Required task - Give only the number of lines where "title" occurs.

(Part of a data file)
===============

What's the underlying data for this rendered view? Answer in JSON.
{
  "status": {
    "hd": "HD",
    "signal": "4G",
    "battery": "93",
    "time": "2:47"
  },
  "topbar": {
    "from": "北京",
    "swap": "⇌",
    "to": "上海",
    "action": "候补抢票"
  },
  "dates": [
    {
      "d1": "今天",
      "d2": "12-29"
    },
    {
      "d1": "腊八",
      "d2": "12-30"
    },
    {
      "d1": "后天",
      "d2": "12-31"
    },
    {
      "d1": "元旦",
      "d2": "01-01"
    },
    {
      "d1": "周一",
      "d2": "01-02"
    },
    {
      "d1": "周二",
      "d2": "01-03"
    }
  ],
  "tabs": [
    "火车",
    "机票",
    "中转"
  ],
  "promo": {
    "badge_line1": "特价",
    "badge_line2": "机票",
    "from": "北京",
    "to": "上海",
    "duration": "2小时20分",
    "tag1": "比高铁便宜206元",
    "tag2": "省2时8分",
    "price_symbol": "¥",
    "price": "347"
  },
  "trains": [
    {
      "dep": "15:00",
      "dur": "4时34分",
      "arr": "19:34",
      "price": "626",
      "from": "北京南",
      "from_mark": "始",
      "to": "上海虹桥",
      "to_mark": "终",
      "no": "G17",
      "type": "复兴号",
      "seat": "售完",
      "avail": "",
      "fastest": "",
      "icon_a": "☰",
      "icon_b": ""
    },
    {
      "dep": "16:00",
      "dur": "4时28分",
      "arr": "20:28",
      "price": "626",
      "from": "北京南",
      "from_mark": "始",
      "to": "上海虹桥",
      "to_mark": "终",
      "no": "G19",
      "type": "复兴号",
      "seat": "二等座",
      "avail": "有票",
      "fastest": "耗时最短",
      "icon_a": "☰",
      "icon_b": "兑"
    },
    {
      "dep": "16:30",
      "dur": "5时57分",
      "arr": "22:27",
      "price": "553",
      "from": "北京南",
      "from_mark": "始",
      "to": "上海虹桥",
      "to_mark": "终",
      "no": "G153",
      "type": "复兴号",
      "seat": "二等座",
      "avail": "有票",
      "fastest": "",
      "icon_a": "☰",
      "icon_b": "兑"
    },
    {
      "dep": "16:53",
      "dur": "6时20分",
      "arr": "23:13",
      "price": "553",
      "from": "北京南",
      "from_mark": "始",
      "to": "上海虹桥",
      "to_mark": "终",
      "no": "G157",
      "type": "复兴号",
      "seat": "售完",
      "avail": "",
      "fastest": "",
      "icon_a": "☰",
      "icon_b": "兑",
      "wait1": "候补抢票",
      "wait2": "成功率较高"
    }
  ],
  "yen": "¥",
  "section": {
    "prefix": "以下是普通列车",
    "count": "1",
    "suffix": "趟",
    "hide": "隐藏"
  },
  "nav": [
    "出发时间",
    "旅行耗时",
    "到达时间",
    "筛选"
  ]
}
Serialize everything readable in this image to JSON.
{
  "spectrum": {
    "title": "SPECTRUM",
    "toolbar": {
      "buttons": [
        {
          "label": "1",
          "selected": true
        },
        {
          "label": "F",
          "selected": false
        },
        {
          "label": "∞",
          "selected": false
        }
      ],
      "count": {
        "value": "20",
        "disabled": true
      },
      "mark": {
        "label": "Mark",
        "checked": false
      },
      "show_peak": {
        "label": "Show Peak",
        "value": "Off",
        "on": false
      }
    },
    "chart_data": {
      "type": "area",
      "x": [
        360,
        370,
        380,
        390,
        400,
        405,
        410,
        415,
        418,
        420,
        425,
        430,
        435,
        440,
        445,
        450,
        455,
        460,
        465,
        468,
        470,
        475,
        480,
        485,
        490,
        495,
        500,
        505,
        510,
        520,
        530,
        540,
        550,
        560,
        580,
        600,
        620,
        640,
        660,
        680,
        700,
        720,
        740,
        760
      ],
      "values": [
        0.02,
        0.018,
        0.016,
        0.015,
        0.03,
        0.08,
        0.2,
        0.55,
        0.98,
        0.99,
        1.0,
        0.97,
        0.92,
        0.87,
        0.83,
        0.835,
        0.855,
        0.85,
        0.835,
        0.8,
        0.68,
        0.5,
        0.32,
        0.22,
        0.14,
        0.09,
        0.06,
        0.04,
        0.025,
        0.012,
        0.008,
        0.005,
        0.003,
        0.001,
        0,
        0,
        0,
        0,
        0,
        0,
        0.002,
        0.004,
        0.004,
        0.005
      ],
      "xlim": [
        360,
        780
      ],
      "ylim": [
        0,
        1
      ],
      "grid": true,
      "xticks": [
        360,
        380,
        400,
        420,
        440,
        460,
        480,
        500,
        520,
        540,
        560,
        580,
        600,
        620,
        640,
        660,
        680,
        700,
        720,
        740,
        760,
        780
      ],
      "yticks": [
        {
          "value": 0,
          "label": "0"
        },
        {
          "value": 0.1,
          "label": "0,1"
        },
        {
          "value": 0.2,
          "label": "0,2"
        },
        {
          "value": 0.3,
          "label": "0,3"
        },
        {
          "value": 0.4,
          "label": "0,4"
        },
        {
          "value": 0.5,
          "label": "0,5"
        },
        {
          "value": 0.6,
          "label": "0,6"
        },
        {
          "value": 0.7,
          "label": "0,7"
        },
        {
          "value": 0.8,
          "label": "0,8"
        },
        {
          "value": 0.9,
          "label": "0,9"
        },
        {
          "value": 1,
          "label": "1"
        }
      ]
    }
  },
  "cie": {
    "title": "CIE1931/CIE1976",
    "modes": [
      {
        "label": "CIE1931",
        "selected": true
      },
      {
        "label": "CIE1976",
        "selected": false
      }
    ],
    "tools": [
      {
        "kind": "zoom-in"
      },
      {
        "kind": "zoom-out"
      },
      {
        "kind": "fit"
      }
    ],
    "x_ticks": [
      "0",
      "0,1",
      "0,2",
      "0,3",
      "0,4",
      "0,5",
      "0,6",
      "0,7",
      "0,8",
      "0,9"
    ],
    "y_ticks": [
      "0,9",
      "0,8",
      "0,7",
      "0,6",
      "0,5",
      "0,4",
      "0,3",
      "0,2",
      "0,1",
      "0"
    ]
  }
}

===============

Written reply - 2